◆ Data lines ◆

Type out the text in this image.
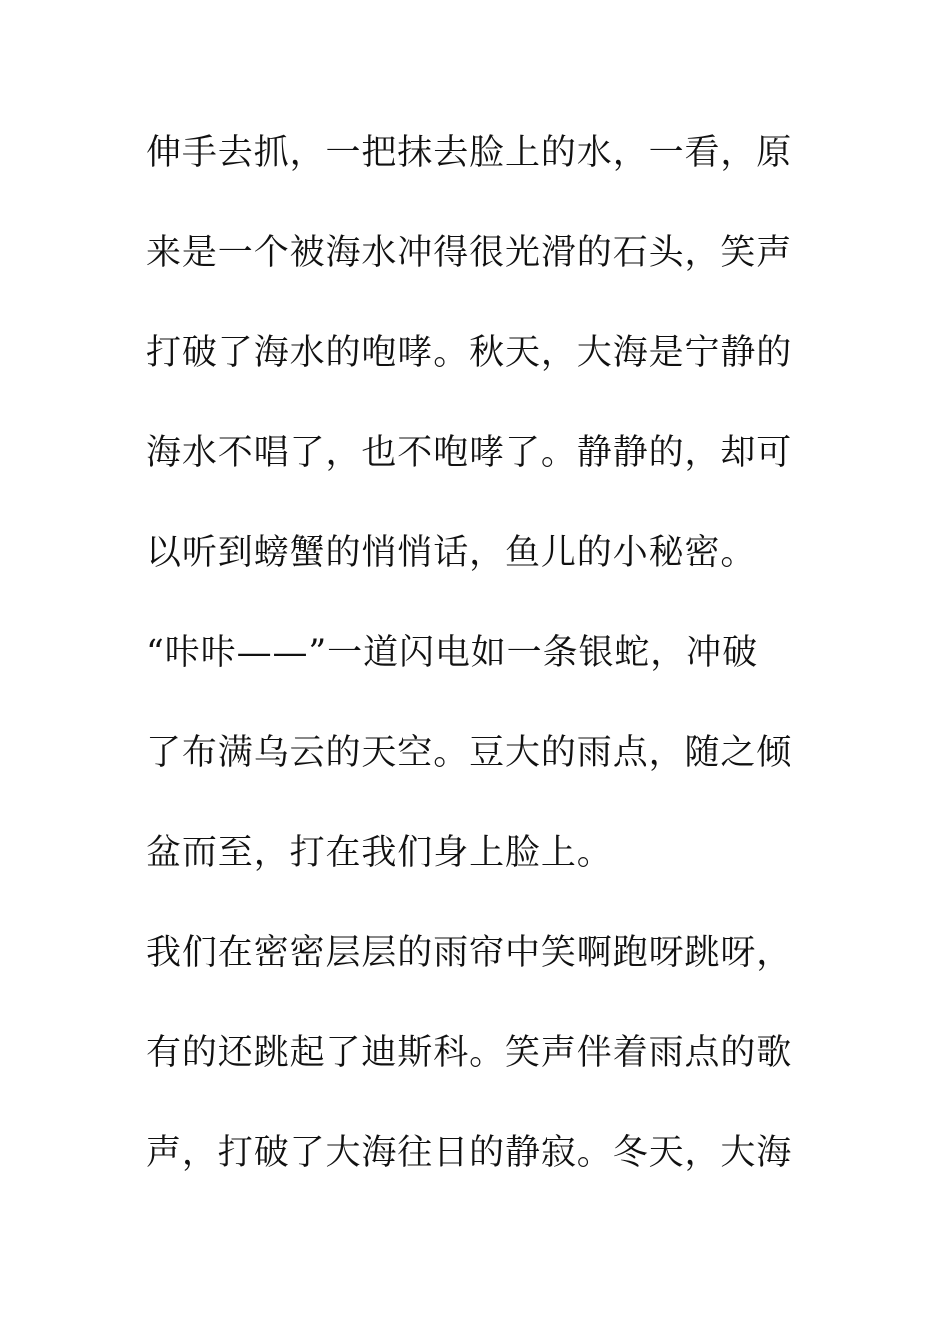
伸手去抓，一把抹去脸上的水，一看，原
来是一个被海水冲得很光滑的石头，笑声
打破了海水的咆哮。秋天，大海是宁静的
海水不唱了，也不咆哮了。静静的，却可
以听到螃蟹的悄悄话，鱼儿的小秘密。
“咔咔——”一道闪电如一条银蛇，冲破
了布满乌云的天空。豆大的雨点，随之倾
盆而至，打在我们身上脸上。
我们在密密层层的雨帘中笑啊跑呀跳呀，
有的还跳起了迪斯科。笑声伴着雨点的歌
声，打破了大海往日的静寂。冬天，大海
---
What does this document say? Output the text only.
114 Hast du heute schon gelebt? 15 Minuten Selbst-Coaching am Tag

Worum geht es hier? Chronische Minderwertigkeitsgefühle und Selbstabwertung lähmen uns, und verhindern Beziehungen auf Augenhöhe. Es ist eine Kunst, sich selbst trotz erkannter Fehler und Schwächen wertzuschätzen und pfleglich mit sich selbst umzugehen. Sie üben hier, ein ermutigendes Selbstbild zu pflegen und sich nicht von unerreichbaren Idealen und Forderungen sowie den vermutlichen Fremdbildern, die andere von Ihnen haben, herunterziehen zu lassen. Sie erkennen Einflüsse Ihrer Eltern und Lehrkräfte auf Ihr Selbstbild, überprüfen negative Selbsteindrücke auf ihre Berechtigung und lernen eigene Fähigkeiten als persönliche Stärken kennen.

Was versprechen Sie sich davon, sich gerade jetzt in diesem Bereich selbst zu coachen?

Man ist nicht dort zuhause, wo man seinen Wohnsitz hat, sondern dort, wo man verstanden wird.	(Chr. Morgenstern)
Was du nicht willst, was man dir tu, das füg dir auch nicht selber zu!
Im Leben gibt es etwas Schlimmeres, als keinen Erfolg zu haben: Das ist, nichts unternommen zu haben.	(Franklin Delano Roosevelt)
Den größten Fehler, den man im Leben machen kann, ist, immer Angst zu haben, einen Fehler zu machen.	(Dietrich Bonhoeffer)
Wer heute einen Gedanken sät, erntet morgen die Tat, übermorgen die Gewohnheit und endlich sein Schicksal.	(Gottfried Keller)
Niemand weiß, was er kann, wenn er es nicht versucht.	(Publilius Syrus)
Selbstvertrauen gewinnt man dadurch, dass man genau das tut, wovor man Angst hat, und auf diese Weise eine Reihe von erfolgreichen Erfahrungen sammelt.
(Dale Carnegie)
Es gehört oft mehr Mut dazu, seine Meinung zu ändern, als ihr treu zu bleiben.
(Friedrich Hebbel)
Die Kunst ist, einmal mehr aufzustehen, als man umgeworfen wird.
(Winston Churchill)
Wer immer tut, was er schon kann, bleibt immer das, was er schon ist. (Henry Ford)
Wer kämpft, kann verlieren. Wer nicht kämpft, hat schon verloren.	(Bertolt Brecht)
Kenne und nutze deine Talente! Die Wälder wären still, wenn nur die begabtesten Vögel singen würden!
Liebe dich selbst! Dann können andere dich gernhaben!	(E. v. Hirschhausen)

◆ Required work ◆
Which lines contain "andere"? Copy each of them.

◆ Finished task ◆
Worum geht es hier? Chronische Minderwertigkeitsgefühle und Selbstabwertung lähmen uns, und verhindern Beziehungen auf Augenhöhe. Es ist eine Kunst, sich selbst trotz erkannter Fehler und Schwächen wertzuschätzen und pfleglich mit sich selbst umzugehen. Sie üben hier, ein ermutigendes Selbstbild zu pflegen und sich nicht von unerreichbaren Idealen und Forderungen sowie den vermutlichen Fremdbildern, die andere von Ihnen haben, herunterziehen zu lassen. Sie erkennen Einflüsse Ihrer Eltern und Lehrkräfte auf Ihr Selbstbild, überprüfen negative Selbsteindrücke auf ihre Berechtigung und lernen eigene Fähigkeiten als persönliche Stärken kennen.
Liebe dich selbst! Dann können andere dich gernhaben!	(E. v. Hirschhausen)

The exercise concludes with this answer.